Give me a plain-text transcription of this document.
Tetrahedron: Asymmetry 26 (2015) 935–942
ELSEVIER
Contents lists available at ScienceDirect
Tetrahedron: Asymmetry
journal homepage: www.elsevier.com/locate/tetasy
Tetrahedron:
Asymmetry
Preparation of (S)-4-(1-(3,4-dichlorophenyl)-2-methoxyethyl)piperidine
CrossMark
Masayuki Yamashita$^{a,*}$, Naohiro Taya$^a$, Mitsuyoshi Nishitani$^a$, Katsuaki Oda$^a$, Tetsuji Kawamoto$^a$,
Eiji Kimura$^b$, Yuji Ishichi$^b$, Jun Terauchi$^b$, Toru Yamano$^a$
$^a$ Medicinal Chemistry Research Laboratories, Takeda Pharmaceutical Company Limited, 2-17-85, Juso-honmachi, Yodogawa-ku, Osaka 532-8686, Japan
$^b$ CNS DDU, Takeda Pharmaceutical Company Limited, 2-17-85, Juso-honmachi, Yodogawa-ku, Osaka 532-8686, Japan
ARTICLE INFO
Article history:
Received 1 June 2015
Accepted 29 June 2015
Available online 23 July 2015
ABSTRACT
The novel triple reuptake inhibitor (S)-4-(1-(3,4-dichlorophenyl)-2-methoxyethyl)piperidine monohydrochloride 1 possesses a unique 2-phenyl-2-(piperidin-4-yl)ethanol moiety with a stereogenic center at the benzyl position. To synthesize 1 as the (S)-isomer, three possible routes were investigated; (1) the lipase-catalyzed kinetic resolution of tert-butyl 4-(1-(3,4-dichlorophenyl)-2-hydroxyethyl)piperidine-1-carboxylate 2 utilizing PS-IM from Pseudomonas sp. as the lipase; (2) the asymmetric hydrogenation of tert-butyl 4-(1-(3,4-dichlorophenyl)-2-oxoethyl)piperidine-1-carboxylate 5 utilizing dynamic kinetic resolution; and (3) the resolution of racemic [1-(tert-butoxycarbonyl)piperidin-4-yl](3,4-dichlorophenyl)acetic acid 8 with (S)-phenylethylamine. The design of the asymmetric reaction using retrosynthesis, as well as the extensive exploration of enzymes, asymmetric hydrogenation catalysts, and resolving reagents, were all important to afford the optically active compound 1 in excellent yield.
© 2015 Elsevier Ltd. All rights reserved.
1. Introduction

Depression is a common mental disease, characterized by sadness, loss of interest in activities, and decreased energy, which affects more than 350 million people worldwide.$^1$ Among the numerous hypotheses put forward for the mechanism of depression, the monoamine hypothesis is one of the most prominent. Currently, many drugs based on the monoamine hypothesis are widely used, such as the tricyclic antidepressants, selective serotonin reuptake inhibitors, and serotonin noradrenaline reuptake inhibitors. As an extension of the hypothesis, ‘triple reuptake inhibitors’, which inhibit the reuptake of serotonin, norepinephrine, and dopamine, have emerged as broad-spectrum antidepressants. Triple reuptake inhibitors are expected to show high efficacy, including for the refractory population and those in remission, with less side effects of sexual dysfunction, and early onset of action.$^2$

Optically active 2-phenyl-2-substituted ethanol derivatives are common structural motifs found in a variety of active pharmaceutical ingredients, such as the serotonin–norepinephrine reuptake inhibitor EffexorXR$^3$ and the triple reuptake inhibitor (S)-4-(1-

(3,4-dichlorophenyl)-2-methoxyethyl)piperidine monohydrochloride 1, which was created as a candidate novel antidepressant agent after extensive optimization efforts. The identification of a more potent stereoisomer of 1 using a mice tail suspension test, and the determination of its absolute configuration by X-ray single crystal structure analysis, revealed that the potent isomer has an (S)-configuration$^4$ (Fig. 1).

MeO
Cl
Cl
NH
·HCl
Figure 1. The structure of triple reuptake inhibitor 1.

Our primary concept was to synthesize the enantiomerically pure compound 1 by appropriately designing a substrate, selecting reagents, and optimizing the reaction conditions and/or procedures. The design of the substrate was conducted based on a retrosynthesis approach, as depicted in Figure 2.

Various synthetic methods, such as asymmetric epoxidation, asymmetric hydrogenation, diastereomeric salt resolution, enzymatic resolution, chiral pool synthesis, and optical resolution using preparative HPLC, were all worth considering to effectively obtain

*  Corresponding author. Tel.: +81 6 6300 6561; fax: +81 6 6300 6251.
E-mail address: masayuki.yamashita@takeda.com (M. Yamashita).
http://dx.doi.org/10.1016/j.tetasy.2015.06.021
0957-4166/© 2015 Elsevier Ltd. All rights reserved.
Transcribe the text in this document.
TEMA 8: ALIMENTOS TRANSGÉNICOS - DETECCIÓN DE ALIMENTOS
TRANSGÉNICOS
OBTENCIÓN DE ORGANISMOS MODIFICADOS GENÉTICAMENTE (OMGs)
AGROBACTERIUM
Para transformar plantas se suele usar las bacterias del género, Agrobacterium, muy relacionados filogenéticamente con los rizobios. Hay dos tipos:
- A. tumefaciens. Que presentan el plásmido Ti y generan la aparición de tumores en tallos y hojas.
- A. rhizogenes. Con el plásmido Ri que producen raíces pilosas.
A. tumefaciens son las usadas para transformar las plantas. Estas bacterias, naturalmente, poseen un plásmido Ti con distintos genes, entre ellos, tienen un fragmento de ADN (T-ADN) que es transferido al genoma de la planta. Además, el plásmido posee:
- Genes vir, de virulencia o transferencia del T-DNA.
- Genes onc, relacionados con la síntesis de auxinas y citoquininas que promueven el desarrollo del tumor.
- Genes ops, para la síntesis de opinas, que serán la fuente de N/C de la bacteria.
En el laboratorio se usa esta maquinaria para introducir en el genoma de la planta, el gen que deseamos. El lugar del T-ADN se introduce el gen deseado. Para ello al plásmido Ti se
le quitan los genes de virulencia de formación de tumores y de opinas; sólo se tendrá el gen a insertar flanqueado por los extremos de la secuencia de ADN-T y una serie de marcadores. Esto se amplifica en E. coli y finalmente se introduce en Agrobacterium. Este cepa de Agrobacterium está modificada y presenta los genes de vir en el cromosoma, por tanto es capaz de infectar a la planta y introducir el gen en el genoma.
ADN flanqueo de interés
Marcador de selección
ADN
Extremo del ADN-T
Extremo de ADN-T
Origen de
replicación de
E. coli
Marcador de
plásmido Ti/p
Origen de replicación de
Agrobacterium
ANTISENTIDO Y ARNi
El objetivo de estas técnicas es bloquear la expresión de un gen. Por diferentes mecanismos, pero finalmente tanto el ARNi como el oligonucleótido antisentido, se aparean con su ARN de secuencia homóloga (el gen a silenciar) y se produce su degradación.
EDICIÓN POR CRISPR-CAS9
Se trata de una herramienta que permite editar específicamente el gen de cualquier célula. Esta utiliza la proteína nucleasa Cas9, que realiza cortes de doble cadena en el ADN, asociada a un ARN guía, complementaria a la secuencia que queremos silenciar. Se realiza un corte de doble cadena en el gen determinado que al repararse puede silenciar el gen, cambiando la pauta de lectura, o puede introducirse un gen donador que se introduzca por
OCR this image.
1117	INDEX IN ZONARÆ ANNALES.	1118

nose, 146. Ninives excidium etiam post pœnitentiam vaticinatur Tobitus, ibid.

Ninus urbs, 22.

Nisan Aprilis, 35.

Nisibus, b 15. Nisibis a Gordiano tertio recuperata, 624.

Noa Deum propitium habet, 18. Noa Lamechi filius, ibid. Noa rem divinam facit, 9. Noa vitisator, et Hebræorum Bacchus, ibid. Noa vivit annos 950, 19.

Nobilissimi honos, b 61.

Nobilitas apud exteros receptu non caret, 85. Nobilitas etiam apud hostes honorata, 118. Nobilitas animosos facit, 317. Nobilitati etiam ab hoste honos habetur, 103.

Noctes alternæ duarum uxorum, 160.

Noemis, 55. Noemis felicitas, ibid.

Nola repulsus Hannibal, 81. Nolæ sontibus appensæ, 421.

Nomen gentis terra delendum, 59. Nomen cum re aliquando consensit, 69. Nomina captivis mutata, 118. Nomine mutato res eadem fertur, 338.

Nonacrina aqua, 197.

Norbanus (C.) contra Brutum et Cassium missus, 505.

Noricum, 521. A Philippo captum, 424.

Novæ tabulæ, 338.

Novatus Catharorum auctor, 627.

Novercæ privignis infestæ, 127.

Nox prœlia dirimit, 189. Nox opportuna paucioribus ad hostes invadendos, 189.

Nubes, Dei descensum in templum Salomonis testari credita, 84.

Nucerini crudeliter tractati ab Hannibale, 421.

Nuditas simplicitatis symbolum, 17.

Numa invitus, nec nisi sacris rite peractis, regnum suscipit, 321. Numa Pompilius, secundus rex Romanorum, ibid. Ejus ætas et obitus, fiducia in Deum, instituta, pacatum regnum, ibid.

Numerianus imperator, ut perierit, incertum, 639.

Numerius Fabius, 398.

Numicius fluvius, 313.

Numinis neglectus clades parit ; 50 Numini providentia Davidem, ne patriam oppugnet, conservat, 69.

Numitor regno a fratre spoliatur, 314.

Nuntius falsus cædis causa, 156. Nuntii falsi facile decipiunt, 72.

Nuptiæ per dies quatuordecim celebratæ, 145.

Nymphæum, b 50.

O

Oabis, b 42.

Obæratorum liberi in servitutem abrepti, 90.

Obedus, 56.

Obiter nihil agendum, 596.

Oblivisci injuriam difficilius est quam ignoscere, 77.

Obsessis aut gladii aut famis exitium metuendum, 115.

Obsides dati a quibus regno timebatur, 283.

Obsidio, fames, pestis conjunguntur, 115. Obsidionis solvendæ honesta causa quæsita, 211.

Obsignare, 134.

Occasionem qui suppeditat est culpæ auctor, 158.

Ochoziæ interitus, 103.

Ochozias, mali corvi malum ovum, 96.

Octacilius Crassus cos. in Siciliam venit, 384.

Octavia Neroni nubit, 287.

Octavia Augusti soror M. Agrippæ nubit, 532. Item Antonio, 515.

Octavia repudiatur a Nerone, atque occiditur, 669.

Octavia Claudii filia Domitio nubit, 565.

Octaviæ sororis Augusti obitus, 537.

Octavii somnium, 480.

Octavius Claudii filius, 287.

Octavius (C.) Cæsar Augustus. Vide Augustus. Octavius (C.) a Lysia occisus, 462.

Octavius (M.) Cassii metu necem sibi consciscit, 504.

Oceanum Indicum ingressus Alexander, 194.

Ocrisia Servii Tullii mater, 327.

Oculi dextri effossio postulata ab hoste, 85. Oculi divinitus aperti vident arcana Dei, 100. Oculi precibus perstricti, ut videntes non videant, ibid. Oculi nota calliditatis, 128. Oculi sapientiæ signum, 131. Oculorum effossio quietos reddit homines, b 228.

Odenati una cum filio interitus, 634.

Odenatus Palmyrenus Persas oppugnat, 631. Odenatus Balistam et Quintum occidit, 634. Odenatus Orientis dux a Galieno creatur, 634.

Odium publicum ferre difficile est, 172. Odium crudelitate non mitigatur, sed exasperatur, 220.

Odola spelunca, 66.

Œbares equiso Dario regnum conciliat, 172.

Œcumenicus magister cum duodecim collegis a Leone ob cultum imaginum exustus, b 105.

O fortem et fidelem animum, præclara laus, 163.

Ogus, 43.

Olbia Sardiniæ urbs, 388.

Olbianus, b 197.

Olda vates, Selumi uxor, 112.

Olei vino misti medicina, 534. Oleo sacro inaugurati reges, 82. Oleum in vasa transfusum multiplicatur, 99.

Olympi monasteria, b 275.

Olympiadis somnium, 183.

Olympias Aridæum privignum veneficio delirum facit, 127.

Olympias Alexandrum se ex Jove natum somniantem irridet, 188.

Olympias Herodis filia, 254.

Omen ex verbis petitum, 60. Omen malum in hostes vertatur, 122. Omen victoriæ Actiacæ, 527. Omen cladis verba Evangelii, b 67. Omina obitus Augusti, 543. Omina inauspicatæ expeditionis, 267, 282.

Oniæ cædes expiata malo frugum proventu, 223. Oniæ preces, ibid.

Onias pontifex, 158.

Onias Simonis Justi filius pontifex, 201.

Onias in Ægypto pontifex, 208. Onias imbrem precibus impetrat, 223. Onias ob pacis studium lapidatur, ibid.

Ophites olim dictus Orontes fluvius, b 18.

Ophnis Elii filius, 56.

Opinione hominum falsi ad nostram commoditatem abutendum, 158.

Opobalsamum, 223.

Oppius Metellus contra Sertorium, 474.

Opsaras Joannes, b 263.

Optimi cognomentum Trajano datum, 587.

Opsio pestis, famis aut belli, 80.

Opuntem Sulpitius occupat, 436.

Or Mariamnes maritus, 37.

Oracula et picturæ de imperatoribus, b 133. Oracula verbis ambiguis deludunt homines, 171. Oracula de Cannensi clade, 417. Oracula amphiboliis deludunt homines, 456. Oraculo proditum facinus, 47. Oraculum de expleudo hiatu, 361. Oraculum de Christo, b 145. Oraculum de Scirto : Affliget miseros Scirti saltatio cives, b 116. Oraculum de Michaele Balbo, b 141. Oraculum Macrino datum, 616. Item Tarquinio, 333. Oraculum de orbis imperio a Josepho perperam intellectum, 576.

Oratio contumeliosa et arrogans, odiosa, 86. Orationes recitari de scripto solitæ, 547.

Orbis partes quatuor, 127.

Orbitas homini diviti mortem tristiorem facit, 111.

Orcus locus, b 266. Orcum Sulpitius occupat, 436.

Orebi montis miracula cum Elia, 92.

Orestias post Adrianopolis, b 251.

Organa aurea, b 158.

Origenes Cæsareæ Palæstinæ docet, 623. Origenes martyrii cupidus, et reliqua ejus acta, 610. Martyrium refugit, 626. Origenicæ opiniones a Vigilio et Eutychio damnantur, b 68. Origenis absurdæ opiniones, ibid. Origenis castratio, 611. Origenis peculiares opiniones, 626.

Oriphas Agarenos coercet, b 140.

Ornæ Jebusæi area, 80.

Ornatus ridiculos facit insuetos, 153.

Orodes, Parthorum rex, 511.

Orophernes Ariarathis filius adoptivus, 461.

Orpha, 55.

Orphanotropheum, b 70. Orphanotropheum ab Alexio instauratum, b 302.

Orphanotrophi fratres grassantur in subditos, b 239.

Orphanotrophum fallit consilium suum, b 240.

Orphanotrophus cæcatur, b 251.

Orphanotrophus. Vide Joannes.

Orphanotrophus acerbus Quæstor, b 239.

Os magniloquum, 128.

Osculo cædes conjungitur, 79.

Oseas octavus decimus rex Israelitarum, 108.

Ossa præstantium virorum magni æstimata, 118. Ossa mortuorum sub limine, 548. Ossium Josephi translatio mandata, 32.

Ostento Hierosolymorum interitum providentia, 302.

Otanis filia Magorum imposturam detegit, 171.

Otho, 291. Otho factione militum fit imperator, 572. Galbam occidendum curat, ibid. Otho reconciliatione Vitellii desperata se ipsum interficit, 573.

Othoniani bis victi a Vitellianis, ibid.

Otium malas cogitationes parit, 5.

__The problem__.
Every line above that includes the word "Yodogawa" should be listed.

__Result of the task__.
$^a$ Medicinal Chemistry Research Laboratories, Takeda Pharmaceutical Company Limited, 2-17-85, Juso-honmachi, Yodogawa-ku, Osaka 532-8686, Japan
$^b$ CNS DDU, Takeda Pharmaceutical Company Limited, 2-17-85, Juso-honmachi, Yodogawa-ku, Osaka 532-8686, Japan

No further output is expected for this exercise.